Data records
START
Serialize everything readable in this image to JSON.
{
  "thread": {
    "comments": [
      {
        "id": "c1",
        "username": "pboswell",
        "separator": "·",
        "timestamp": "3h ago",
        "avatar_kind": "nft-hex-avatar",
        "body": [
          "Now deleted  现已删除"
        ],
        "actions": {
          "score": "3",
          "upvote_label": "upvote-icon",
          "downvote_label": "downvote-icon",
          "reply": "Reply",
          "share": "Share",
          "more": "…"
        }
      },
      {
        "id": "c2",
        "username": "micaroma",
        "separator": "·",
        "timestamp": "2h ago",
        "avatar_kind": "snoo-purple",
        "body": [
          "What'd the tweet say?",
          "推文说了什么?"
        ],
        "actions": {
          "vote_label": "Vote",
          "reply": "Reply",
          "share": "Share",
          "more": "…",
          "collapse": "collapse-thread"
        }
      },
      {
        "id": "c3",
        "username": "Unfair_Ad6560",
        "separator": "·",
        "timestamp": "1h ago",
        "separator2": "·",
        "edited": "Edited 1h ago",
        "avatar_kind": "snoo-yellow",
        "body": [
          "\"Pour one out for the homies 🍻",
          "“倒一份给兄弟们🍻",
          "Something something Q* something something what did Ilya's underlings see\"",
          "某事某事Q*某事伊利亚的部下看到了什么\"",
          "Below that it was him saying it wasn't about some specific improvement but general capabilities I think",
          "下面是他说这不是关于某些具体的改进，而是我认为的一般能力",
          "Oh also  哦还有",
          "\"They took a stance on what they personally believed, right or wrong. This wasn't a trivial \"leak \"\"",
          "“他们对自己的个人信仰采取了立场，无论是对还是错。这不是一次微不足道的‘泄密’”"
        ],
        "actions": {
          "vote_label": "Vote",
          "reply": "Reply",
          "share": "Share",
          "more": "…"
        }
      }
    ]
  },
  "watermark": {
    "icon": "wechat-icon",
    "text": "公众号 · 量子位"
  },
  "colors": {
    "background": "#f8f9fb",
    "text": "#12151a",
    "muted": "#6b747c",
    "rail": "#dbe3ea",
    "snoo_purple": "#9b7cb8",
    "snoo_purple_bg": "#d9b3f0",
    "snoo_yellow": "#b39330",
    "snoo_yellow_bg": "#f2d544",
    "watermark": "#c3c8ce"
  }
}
END
(THE TASK)
Find each line with the string "wasn" and copy it out.

(EXERCISE SOLUTION)
          "Below that it was him saying it wasn't about some specific improvement but general capabilities I think",
          "\"They took a stance on what they personally believed, right or wrong. This wasn't a trivial \"leak \"\"",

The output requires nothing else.